Look for the line containing "Type out the text in this image." in the listing below. Retype that line and every subsequent line through the last one, and only those.

--- begin Dataset excerpts ---

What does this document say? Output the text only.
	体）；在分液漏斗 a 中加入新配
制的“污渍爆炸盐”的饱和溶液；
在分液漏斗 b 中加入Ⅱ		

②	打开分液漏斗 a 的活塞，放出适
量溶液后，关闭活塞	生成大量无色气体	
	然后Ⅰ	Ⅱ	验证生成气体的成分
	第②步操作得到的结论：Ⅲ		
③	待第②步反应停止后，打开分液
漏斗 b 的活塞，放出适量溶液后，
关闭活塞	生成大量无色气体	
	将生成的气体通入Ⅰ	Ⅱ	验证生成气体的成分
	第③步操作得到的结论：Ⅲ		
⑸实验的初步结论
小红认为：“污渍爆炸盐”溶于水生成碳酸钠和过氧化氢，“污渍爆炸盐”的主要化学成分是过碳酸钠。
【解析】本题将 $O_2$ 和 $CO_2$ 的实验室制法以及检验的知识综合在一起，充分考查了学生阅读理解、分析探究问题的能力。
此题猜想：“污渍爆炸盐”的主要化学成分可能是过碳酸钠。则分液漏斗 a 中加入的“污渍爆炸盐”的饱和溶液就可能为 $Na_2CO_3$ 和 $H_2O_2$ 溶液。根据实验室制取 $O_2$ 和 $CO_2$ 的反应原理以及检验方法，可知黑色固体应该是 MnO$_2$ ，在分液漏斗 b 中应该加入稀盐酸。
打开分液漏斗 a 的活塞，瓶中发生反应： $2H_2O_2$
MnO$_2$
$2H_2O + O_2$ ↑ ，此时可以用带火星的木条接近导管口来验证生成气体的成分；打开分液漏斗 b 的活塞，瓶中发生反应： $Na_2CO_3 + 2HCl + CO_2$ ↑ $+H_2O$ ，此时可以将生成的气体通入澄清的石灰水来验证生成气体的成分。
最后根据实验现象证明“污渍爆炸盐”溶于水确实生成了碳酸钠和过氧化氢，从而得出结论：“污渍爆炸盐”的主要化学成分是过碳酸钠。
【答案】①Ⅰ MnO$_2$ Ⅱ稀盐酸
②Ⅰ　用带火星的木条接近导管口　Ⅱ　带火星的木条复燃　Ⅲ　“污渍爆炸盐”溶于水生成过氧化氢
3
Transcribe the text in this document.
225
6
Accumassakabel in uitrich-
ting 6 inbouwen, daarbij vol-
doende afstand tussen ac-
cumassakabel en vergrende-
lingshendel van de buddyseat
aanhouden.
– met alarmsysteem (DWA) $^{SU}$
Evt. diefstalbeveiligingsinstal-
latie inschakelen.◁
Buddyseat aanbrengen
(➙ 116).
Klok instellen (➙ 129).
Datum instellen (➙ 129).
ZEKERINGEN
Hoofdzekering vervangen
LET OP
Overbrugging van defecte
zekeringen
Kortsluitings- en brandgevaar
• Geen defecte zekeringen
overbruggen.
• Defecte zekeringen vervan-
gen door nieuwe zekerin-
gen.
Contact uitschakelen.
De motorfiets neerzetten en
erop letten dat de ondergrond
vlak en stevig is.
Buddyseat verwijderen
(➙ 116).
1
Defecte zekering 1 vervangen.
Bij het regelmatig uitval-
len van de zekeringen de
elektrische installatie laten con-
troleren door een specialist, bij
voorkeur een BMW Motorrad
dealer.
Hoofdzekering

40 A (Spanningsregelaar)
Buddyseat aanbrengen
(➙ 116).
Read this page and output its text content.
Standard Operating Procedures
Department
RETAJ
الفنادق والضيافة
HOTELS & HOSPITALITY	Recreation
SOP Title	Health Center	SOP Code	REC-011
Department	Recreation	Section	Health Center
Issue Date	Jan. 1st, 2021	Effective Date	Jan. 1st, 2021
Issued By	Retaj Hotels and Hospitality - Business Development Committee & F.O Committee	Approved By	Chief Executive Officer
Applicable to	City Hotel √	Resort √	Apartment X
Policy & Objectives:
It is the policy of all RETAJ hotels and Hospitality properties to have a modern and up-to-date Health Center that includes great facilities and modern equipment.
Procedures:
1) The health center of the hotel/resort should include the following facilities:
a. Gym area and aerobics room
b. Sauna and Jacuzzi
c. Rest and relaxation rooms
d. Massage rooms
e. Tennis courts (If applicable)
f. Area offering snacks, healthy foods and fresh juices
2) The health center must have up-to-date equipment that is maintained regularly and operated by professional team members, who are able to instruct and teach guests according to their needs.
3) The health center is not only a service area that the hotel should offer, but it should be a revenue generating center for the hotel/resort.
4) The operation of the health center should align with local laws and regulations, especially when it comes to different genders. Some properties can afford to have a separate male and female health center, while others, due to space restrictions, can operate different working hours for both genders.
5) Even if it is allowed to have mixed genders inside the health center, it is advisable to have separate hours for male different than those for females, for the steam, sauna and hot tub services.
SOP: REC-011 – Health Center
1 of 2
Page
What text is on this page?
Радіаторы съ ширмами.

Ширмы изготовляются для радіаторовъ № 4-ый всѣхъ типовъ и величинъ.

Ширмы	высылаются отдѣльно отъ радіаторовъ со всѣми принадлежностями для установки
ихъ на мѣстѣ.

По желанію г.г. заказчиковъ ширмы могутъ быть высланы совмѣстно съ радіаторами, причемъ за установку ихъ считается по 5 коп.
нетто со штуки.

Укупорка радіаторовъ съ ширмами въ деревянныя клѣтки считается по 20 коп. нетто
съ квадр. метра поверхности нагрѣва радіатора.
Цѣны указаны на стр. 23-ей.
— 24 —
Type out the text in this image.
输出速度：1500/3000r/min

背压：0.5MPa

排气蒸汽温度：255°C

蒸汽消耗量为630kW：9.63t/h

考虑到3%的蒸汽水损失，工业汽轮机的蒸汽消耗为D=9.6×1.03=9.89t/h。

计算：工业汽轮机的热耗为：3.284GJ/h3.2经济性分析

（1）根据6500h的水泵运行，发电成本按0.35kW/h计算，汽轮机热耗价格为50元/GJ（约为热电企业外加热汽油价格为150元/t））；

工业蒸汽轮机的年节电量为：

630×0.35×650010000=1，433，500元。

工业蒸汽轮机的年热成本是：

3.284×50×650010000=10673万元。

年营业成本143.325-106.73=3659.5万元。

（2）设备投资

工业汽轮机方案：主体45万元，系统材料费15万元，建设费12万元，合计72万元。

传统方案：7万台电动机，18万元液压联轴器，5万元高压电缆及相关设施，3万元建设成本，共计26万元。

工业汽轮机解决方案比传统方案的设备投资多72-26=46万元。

--- end Dataset excerpts ---

*Solution below*
Type out the text in this image.
输出速度：1500/3000r/min

背压：0.5MPa

排气蒸汽温度：255°C

蒸汽消耗量为630kW：9.63t/h

考虑到3%的蒸汽水损失，工业汽轮机的蒸汽消耗为D=9.6×1.03=9.89t/h。

计算：工业汽轮机的热耗为：3.284GJ/h3.2经济性分析

（1）根据6500h的水泵运行，发电成本按0.35kW/h计算，汽轮机热耗价格为50元/GJ（约为热电企业外加热汽油价格为150元/t））；

工业蒸汽轮机的年节电量为：

630×0.35×650010000=1，433，500元。

工业蒸汽轮机的年热成本是：

3.284×50×650010000=10673万元。

年营业成本143.325-106.73=3659.5万元。

（2）设备投资

工业汽轮机方案：主体45万元，系统材料费15万元，建设费12万元，合计72万元。

传统方案：7万台电动机，18万元液压联轴器，5万元高压电缆及相关设施，3万元建设成本，共计26万元。

工业汽轮机解决方案比传统方案的设备投资多72-26=46万元。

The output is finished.